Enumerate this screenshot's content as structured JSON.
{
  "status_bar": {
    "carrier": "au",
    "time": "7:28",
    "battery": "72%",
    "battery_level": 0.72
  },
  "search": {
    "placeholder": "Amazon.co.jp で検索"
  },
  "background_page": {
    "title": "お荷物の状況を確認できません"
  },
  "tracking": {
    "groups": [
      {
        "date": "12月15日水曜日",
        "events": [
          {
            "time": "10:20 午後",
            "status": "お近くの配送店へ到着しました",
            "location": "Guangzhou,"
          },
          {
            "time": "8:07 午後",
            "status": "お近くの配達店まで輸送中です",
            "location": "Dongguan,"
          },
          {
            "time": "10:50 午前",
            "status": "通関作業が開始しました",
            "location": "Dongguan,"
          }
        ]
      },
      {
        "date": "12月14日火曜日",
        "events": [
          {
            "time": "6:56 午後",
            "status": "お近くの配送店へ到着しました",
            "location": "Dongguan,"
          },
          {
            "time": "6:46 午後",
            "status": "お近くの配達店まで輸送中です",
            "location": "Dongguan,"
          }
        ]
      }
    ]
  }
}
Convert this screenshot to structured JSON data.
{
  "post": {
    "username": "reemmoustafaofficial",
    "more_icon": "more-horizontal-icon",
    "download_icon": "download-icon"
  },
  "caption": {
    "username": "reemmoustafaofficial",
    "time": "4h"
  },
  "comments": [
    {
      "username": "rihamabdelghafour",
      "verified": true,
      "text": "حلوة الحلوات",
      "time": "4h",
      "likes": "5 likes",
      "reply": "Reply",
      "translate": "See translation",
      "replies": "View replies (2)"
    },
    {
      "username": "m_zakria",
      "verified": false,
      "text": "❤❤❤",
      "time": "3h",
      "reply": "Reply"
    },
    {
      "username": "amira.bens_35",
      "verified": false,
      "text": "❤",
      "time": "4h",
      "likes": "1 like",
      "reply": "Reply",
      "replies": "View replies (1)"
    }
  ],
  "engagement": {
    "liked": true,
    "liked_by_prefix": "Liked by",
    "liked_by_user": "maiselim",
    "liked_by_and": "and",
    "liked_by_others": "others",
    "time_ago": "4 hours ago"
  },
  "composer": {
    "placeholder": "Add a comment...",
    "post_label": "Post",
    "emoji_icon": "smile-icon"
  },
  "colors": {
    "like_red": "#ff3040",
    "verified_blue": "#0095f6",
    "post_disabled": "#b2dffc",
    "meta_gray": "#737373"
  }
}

--- Do this ---
Every line containing the string "JSON" must be listed.

--- Result of the exercise ---
Enumerate this screenshot's content as structured JSON.
Convert this screenshot to structured JSON data.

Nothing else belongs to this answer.